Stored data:
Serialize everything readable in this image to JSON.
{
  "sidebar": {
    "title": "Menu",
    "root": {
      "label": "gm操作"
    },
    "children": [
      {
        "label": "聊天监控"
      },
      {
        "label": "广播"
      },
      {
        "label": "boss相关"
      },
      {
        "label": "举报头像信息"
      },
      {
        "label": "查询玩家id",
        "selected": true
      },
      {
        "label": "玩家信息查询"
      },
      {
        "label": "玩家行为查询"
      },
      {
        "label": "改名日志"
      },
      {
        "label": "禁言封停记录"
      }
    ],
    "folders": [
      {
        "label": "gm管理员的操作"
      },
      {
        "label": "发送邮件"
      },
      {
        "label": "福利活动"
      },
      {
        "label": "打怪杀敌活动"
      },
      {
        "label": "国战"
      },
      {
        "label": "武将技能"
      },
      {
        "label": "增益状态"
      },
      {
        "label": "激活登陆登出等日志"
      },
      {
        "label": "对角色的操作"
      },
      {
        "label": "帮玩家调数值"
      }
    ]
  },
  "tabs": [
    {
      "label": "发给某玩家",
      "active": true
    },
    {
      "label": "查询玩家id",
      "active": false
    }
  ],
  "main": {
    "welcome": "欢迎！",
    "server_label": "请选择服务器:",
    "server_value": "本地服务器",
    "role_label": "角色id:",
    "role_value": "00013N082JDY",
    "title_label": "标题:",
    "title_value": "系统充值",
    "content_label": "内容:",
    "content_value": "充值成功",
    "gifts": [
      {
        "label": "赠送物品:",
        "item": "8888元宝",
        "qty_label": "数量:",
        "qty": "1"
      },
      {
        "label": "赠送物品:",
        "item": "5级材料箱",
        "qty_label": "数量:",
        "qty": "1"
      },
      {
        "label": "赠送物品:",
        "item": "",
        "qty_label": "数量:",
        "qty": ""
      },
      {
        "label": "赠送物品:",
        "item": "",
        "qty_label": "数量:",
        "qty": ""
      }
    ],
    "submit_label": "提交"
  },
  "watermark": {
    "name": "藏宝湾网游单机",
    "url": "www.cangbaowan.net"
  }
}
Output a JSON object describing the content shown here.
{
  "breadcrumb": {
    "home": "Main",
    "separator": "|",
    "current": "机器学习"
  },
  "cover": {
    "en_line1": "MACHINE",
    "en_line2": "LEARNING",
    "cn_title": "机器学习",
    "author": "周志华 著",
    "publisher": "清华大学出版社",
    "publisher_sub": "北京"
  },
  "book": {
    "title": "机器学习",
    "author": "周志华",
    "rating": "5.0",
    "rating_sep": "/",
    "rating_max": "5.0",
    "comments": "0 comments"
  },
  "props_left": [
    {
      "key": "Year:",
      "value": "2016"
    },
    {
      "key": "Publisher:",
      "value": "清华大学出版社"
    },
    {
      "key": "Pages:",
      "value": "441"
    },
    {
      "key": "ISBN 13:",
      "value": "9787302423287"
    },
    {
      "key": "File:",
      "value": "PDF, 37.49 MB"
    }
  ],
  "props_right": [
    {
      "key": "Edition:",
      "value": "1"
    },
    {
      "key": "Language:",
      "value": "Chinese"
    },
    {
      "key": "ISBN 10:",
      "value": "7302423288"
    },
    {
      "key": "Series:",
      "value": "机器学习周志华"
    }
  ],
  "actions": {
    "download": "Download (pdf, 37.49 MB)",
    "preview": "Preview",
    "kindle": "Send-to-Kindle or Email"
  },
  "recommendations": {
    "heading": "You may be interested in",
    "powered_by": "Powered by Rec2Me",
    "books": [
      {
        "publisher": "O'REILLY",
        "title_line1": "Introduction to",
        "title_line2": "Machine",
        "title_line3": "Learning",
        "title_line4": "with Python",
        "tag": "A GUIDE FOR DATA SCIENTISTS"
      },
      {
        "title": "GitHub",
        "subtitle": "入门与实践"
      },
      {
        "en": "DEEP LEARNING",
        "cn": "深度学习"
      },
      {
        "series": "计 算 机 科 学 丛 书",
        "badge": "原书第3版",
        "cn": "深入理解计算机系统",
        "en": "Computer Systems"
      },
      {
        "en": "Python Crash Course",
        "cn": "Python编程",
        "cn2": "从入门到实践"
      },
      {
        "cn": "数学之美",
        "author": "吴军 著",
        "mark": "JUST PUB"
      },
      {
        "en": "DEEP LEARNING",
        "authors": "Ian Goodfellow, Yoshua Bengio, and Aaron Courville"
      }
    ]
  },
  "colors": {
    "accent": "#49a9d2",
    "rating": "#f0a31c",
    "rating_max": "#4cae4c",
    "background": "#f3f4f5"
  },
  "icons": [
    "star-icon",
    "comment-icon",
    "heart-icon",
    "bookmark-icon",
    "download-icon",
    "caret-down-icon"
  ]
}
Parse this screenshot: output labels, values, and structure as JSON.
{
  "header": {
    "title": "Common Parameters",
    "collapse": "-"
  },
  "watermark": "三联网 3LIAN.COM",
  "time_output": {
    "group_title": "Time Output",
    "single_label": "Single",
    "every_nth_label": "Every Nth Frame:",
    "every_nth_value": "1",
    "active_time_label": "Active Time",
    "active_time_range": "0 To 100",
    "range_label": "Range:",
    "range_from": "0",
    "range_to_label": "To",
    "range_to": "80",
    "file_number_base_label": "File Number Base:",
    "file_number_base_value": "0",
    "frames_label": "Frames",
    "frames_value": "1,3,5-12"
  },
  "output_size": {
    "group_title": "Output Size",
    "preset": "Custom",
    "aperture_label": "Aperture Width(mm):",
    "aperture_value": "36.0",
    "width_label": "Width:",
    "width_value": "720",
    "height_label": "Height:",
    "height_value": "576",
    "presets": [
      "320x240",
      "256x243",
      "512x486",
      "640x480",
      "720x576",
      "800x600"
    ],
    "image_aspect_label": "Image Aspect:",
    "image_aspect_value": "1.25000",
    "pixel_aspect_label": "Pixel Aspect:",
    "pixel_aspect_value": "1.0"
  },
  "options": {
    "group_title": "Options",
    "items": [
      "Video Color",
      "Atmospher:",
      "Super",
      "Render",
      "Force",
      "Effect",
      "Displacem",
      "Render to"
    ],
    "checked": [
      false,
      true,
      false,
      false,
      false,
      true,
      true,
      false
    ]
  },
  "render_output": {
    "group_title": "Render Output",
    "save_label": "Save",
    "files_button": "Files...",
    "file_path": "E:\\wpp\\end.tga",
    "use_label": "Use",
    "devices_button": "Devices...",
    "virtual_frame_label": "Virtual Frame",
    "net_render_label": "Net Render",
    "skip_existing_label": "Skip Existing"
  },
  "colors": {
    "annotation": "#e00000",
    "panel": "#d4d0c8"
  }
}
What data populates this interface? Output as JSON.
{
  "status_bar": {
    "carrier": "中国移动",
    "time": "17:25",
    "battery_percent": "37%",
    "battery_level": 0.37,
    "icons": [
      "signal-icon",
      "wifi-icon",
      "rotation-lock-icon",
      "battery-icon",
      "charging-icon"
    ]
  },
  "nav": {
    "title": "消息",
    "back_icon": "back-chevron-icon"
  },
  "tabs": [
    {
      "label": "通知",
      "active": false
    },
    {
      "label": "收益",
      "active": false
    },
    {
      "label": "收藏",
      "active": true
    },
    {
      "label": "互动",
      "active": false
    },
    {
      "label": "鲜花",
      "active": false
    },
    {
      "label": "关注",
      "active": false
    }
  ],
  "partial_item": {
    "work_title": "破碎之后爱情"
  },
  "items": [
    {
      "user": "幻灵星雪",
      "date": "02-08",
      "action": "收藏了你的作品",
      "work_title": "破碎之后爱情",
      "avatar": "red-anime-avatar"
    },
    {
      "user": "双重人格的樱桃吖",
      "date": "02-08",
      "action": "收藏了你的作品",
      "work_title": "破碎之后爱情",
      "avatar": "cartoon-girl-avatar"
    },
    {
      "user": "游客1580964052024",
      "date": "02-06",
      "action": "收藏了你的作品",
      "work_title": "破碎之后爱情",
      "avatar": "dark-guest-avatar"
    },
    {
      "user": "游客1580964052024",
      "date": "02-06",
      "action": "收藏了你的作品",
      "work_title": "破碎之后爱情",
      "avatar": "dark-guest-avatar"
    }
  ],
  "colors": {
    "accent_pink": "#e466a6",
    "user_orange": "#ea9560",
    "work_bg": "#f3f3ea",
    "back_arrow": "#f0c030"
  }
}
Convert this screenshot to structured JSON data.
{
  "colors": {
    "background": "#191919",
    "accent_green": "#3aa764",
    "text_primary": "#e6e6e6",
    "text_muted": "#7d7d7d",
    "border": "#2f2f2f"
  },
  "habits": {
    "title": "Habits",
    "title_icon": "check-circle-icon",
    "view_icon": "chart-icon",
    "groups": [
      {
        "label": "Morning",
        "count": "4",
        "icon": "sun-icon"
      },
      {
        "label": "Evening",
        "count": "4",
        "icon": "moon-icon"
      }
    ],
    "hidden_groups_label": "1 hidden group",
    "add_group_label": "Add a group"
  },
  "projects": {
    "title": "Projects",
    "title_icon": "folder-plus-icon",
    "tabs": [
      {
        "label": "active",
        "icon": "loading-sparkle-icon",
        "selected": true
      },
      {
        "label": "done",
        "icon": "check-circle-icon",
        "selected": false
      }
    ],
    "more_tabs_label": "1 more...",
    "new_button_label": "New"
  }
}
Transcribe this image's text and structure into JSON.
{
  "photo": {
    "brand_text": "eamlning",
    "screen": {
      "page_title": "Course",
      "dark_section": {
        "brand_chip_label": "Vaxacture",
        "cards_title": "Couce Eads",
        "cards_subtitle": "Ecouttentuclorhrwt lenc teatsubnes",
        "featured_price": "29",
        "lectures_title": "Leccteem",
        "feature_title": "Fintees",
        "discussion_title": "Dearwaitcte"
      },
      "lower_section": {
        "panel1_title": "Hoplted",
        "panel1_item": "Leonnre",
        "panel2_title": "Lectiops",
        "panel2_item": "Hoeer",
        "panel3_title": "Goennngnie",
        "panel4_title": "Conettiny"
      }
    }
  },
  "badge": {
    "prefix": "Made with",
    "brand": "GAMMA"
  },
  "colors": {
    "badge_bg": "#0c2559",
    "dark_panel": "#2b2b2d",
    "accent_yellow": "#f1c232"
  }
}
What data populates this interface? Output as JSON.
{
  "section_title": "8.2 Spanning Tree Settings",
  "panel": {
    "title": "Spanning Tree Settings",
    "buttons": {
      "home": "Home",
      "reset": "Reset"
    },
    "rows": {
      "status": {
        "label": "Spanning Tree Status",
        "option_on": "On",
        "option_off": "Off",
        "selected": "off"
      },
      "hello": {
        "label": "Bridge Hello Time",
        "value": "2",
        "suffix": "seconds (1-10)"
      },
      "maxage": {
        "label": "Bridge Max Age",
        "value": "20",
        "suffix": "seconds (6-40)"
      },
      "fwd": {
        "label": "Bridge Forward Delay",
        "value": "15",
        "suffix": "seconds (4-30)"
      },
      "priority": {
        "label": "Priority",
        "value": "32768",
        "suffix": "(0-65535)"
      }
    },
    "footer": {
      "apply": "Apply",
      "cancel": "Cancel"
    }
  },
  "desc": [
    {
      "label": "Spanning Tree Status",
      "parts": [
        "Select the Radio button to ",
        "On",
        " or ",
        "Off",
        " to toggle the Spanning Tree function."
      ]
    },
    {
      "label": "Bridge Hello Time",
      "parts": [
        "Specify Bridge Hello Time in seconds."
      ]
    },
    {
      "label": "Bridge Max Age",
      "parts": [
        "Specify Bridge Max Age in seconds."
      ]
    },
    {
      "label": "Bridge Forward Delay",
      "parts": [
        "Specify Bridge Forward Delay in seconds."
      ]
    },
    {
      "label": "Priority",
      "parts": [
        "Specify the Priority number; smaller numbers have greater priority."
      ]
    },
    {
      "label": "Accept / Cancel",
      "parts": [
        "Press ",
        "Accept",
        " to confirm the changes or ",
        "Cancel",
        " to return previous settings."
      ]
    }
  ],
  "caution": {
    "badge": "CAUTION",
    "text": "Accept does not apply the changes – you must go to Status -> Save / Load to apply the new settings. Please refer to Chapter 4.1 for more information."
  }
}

Problem>
Find and copy each line above that includes the string "Specify".

Final result>
        "Specify Bridge Hello Time in seconds."
        "Specify Bridge Max Age in seconds."
        "Specify Bridge Forward Delay in seconds."
        "Specify the Priority number; smaller numbers have greater priority."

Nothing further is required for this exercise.